Task to complete: Set down each entry from the block beneath, exactly as written.
-=-=-
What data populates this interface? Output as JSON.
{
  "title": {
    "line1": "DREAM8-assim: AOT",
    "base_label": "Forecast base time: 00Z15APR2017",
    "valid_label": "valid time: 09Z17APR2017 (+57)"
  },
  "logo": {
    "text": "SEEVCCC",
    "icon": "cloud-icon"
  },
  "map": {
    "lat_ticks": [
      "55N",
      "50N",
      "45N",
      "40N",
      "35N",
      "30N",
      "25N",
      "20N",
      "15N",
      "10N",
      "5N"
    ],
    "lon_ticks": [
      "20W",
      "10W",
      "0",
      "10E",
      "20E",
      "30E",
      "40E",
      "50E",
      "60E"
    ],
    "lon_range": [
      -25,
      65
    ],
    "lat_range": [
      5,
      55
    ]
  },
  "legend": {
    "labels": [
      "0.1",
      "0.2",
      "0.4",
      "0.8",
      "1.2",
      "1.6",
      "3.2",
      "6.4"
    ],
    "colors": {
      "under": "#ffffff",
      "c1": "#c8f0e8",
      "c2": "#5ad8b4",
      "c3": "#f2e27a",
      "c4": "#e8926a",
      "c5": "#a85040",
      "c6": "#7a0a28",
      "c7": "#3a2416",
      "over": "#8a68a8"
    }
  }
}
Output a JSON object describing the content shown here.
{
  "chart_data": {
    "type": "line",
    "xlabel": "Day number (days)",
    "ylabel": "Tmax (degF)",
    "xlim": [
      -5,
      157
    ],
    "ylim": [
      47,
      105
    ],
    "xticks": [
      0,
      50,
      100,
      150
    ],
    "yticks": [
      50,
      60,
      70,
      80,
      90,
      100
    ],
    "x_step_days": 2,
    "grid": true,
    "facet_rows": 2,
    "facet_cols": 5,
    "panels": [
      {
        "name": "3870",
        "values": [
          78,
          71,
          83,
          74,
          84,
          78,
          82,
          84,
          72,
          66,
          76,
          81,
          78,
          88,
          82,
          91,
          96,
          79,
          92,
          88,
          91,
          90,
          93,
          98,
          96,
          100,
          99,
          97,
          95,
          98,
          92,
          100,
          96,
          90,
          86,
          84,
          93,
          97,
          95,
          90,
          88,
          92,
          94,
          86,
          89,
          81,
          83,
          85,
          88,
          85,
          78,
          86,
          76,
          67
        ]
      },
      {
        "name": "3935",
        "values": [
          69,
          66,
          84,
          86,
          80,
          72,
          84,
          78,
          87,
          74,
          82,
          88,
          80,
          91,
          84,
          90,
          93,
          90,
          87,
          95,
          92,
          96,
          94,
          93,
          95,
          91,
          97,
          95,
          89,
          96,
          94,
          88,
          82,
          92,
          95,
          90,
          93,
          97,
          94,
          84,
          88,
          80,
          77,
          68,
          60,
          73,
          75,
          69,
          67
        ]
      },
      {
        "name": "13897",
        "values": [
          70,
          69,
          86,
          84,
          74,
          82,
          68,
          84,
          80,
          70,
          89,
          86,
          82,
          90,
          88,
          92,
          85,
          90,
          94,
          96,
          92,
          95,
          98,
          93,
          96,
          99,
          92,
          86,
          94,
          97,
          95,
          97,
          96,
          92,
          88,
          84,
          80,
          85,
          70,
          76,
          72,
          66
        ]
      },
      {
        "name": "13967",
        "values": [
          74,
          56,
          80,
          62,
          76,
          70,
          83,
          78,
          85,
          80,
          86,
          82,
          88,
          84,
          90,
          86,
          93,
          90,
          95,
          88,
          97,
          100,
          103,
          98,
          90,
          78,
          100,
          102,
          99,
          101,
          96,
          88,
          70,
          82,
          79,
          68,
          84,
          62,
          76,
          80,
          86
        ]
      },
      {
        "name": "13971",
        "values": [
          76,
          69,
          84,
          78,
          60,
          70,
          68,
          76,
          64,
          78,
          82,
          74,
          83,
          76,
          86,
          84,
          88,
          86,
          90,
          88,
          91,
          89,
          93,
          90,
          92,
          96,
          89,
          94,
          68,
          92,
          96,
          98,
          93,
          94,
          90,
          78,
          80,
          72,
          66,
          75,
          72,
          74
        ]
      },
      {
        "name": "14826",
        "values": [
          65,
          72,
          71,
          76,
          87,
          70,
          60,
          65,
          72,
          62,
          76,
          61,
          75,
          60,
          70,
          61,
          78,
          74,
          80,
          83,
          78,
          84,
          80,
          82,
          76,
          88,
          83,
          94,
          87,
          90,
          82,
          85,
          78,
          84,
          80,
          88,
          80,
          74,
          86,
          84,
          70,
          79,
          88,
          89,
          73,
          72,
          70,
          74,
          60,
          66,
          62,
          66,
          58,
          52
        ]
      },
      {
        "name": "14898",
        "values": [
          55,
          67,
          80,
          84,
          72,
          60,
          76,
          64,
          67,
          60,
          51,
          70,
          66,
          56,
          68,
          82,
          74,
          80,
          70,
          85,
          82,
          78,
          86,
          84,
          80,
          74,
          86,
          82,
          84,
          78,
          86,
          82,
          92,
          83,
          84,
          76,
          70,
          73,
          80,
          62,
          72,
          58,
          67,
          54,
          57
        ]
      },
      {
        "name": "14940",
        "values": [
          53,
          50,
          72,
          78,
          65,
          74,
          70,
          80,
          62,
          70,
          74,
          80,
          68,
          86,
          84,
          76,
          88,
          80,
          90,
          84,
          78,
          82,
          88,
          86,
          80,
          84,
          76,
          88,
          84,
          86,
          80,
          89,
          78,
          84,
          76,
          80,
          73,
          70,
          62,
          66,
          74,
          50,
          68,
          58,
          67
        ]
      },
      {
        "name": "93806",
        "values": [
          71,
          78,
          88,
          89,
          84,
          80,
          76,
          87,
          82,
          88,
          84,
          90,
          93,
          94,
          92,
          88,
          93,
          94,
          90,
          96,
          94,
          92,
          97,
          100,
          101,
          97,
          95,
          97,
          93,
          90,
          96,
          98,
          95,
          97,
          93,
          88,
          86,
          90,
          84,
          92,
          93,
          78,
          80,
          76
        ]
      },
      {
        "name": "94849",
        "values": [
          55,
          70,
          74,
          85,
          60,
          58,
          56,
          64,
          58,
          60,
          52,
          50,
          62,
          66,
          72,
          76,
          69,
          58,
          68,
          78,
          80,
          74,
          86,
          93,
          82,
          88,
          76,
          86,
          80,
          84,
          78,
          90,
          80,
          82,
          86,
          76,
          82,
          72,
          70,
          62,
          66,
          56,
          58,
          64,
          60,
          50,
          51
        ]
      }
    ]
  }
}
-=-=-
Response to the task:
What data populates this interface? Output as JSON.
{
  "title": {
    "line1": "DREAM8-assim: AOT",
    "base_label": "Forecast base time: 00Z15APR2017",
    "valid_label": "valid time: 09Z17APR2017 (+57)"
  },
  "logo": {
    "text": "SEEVCCC",
    "icon": "cloud-icon"
  },
  "map": {
    "lat_ticks": [
      "55N",
      "50N",
      "45N",
      "40N",
      "35N",
      "30N",
      "25N",
      "20N",
      "15N",
      "10N",
      "5N"
    ],
    "lon_ticks": [
      "20W",
      "10W",
      "0",
      "10E",
      "20E",
      "30E",
      "40E",
      "50E",
      "60E"
    ],
    "lon_range": [
      -25,
      65
    ],
    "lat_range": [
      5,
      55
    ]
  },
  "legend": {
    "labels": [
      "0.1",
      "0.2",
      "0.4",
      "0.8",
      "1.2",
      "1.6",
      "3.2",
      "6.4"
    ],
    "colors": {
      "under": "#ffffff",
      "c1": "#c8f0e8",
      "c2": "#5ad8b4",
      "c3": "#f2e27a",
      "c4": "#e8926a",
      "c5": "#a85040",
      "c6": "#7a0a28",
      "c7": "#3a2416",
      "over": "#8a68a8"
    }
  }
}
Output a JSON object describing the content shown here.
{
  "chart_data": {
    "type": "line",
    "xlabel": "Day number (days)",
    "ylabel": "Tmax (degF)",
    "xlim": [
      -5,
      157
    ],
    "ylim": [
      47,
      105
    ],
    "xticks": [
      0,
      50,
      100,
      150
    ],
    "yticks": [
      50,
      60,
      70,
      80,
      90,
      100
    ],
    "x_step_days": 2,
    "grid": true,
    "facet_rows": 2,
    "facet_cols": 5,
    "panels": [
      {
        "name": "3870",
        "values": [
          78,
          71,
          83,
          74,
          84,
          78,
          82,
          84,
          72,
          66,
          76,
          81,
          78,
          88,
          82,
          91,
          96,
          79,
          92,
          88,
          91,
          90,
          93,
          98,
          96,
          100,
          99,
          97,
          95,
          98,
          92,
          100,
          96,
          90,
          86,
          84,
          93,
          97,
          95,
          90,
          88,
          92,
          94,
          86,
          89,
          81,
          83,
          85,
          88,
          85,
          78,
          86,
          76,
          67
        ]
      },
      {
        "name": "3935",
        "values": [
          69,
          66,
          84,
          86,
          80,
          72,
          84,
          78,
          87,
          74,
          82,
          88,
          80,
          91,
          84,
          90,
          93,
          90,
          87,
          95,
          92,
          96,
          94,
          93,
          95,
          91,
          97,
          95,
          89,
          96,
          94,
          88,
          82,
          92,
          95,
          90,
          93,
          97,
          94,
          84,
          88,
          80,
          77,
          68,
          60,
          73,
          75,
          69,
          67
        ]
      },
      {
        "name": "13897",
        "values": [
          70,
          69,
          86,
          84,
          74,
          82,
          68,
          84,
          80,
          70,
          89,
          86,
          82,
          90,
          88,
          92,
          85,
          90,
          94,
          96,
          92,
          95,
          98,
          93,
          96,
          99,
          92,
          86,
          94,
          97,
          95,
          97,
          96,
          92,
          88,
          84,
          80,
          85,
          70,
          76,
          72,
          66
        ]
      },
      {
        "name": "13967",
        "values": [
          74,
          56,
          80,
          62,
          76,
          70,
          83,
          78,
          85,
          80,
          86,
          82,
          88,
          84,
          90,
          86,
          93,
          90,
          95,
          88,
          97,
          100,
          103,
          98,
          90,
          78,
          100,
          102,
          99,
          101,
          96,
          88,
          70,
          82,
          79,
          68,
          84,
          62,
          76,
          80,
          86
        ]
      },
      {
        "name": "13971",
        "values": [
          76,
          69,
          84,
          78,
          60,
          70,
          68,
          76,
          64,
          78,
          82,
          74,
          83,
          76,
          86,
          84,
          88,
          86,
          90,
          88,
          91,
          89,
          93,
          90,
          92,
          96,
          89,
          94,
          68,
          92,
          96,
          98,
          93,
          94,
          90,
          78,
          80,
          72,
          66,
          75,
          72,
          74
        ]
      },
      {
        "name": "14826",
        "values": [
          65,
          72,
          71,
          76,
          87,
          70,
          60,
          65,
          72,
          62,
          76,
          61,
          75,
          60,
          70,
          61,
          78,
          74,
          80,
          83,
          78,
          84,
          80,
          82,
          76,
          88,
          83,
          94,
          87,
          90,
          82,
          85,
          78,
          84,
          80,
          88,
          80,
          74,
          86,
          84,
          70,
          79,
          88,
          89,
          73,
          72,
          70,
          74,
          60,
          66,
          62,
          66,
          58,
          52
        ]
      },
      {
        "name": "14898",
        "values": [
          55,
          67,
          80,
          84,
          72,
          60,
          76,
          64,
          67,
          60,
          51,
          70,
          66,
          56,
          68,
          82,
          74,
          80,
          70,
          85,
          82,
          78,
          86,
          84,
          80,
          74,
          86,
          82,
          84,
          78,
          86,
          82,
          92,
          83,
          84,
          76,
          70,
          73,
          80,
          62,
          72,
          58,
          67,
          54,
          57
        ]
      },
      {
        "name": "14940",
        "values": [
          53,
          50,
          72,
          78,
          65,
          74,
          70,
          80,
          62,
          70,
          74,
          80,
          68,
          86,
          84,
          76,
          88,
          80,
          90,
          84,
          78,
          82,
          88,
          86,
          80,
          84,
          76,
          88,
          84,
          86,
          80,
          89,
          78,
          84,
          76,
          80,
          73,
          70,
          62,
          66,
          74,
          50,
          68,
          58,
          67
        ]
      },
      {
        "name": "93806",
        "values": [
          71,
          78,
          88,
          89,
          84,
          80,
          76,
          87,
          82,
          88,
          84,
          90,
          93,
          94,
          92,
          88,
          93,
          94,
          90,
          96,
          94,
          92,
          97,
          100,
          101,
          97,
          95,
          97,
          93,
          90,
          96,
          98,
          95,
          97,
          93,
          88,
          86,
          90,
          84,
          92,
          93,
          78,
          80,
          76
        ]
      },
      {
        "name": "94849",
        "values": [
          55,
          70,
          74,
          85,
          60,
          58,
          56,
          64,
          58,
          60,
          52,
          50,
          62,
          66,
          72,
          76,
          69,
          58,
          68,
          78,
          80,
          74,
          86,
          93,
          82,
          88,
          76,
          86,
          80,
          84,
          78,
          90,
          80,
          82,
          86,
          76,
          82,
          72,
          70,
          62,
          66,
          56,
          58,
          64,
          60,
          50,
          51
        ]
      }
    ]
  }
}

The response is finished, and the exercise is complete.